• [What the task asks]: In the Postgres upgrade text below, write out the passage from "- You lose all" up to and including "worth a look.".

• [Document text]:
--- --- ---
One more recommendation – when dumping out the DB contents it’s usually best to use the tools from the latest Postgres version. Note that this might not be officially supported, if you fall out of the “5 latest releases supported” window. By the way, on the topic of dump / restore and Postgres versions, I’d recommend to read this nice FAQ by our colleague Pavlo. It’s a few years old, but still correct.
Binary In-Place Upgrades
Binary in-place upgrades are quite different from the logical ones as they happen on the filesystem level (i.e. always on the same machine if no shared storage is in play) and are a multi-step process with some additional complexity. However, things are still quite straightforward – after installing the new binaries and following a bit of preparation, it basically boils down to running a single command that typically finishes in 10 to 20 seconds in “–link” mode!! That’s also why it’s the most common upgrade option nowadays: nobody wants extended downtimes.
High-level steps to take (see documentation for details):
1. Install new major version binaries.
2. Initialize the new instance with new binaries (with the same major settings as on the old instance).
3. Do a test run with “pg_upgrade”. FYI – I tend to test first on a completely spare replica or a P.I.T.R. restored instance.
4. Stop the old instance.
5. Run “pg_upgrade” with or without file linking. Using hard-linking of files from the old data directory into the new one is the fastest way to upgrade! Basically only system catalogs are dumped and reloaded. Without linking all data files are copied over and it boils down to filesystem speed vs instance size, with the benefit that the old cluster is not modified.
6. Start the instance (it is usually also necessary to change the port back to 5432).
7. Start the “analyze” script generated and hinted at by the “pg_upgrade” tool. Performance for complex queries might suffer until it finishes.
- Typically very fast. Especially with “pg_upgrade –link –jobs X”.
- More risky: more things can theoretically go wrong (especially in “–link” mode), so some extra testing would be nice. At a minimum, after performing a successful upgrade process (for more important DB-s) I do a quick logical dump / restore (heavily parallel if possible) on the side. If that would take too long for large instances I at least make sure that a dump to /dev/null runs through clean. For large instances, I also tend to utilize some home-brewed scripts to dump single tables independently. Doing that avoids the negative effects of a prolonged snapshot. It only makes sense to do so as long as the DB is not a humongous single table (which we see far more often than we should).
- All extensions and other modules also need to be present for the new version – this could be especially burdensome if using a lot of 3rd party extensions
- No semi-online mode – always real downtime incurred, albeit short.
- You lose all standby servers if not using “–link” mode! With “–link” there are some ways to get around that problem though if an extended downtime allows it – see here for details.
- Degraded 1st startup. The upgrade process currently does not copy over any statistics on our data distributions! This is stuff like histogram, most common values and their frequencies and could mean a considerable performance hit for complex queries before our “vacuumdb –analyze-only –analyze-in-stages” finishes.
NB! Also note that some distributions provide wrapper scripts (like “pg_upgradecluster” on Debian-based systems) to assist with in-place upgrades. They might be worth a look.
--- --- ---
[Some items]
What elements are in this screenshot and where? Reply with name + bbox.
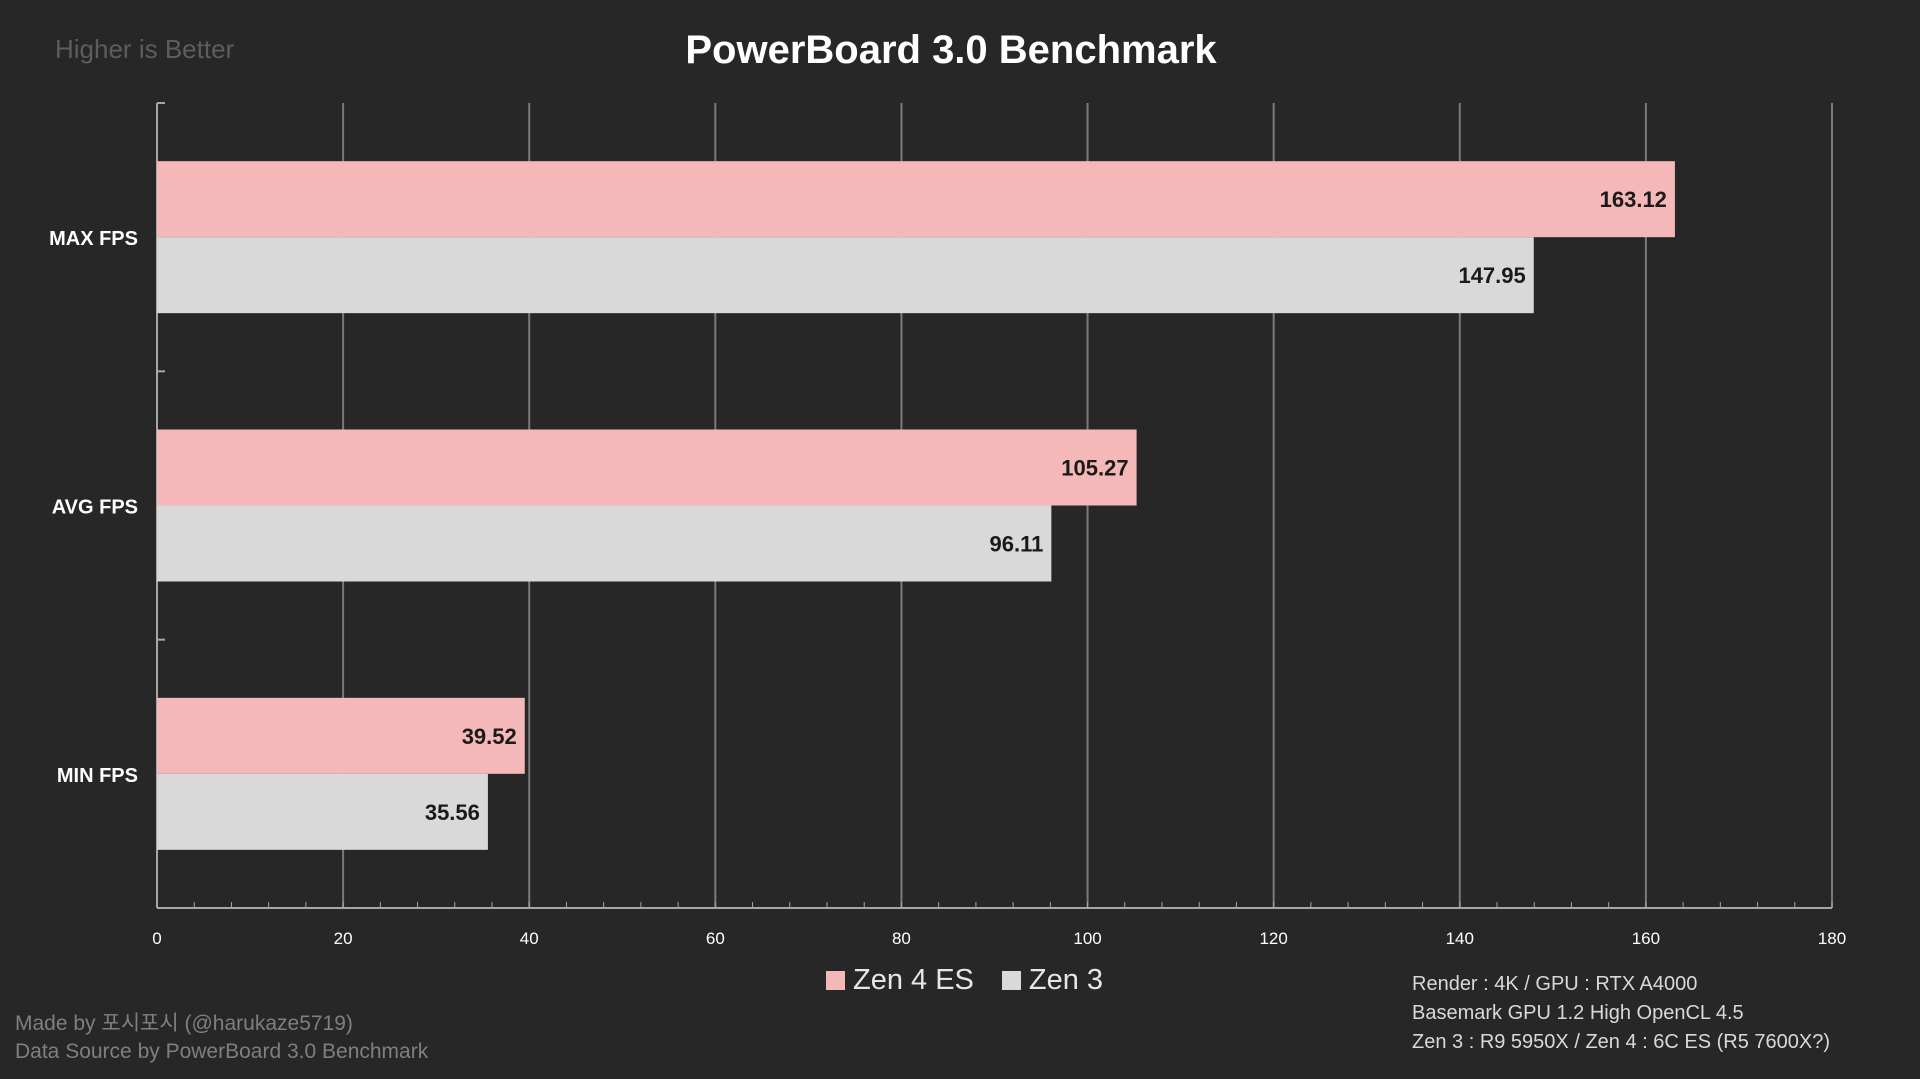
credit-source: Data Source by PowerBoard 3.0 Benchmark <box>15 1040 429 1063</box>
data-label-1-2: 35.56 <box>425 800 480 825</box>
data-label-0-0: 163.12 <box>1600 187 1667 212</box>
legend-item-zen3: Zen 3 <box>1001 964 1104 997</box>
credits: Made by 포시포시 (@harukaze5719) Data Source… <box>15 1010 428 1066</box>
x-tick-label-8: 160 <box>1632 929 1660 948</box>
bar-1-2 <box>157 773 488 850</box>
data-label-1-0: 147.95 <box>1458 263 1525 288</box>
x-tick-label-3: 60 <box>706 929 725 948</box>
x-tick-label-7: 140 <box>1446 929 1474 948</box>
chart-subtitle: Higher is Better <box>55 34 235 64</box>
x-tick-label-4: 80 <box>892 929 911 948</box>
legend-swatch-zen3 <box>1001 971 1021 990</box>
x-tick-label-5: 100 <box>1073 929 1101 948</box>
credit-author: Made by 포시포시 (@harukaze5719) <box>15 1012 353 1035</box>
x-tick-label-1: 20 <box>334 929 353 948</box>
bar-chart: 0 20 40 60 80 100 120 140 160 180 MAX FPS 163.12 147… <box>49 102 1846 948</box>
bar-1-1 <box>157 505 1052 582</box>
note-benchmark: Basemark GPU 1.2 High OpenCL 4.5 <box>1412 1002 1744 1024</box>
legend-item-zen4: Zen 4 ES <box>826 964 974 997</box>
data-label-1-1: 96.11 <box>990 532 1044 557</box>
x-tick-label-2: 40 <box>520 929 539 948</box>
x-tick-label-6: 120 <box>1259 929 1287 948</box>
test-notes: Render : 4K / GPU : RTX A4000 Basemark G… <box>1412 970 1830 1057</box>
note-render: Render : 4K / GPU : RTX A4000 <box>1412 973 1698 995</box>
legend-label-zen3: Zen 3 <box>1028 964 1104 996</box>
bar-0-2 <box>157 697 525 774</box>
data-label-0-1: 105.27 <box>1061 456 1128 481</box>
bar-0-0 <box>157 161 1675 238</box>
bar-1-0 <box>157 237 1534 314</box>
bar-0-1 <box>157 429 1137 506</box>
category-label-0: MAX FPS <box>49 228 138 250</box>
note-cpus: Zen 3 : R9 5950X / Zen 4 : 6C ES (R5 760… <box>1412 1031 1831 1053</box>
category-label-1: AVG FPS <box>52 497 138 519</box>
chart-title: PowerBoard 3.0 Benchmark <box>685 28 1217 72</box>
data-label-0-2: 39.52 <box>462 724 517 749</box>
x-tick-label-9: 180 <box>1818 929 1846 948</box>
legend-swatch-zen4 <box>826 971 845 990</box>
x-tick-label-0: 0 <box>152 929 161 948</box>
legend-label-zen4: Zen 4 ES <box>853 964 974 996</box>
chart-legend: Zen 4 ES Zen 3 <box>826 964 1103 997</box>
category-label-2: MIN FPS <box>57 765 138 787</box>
--- --- ---
• [Written solution]:
- You lose all standby servers if not using “–link” mode! With “–link” there are some ways to get around that problem though if an extended downtime allows it – see here for details.
- Degraded 1st startup. The upgrade process currently does not copy over any statistics on our data distributions! This is stuff like histogram, most common values and their frequencies and could mean a considerable performance hit for complex queries before our “vacuumdb –analyze-only –analyze-in-stages” finishes.
NB! Also note that some distributions provide wrapper scripts (like “pg_upgradecluster” on Debian-based systems) to assist with in-place upgrades. They might be worth a look.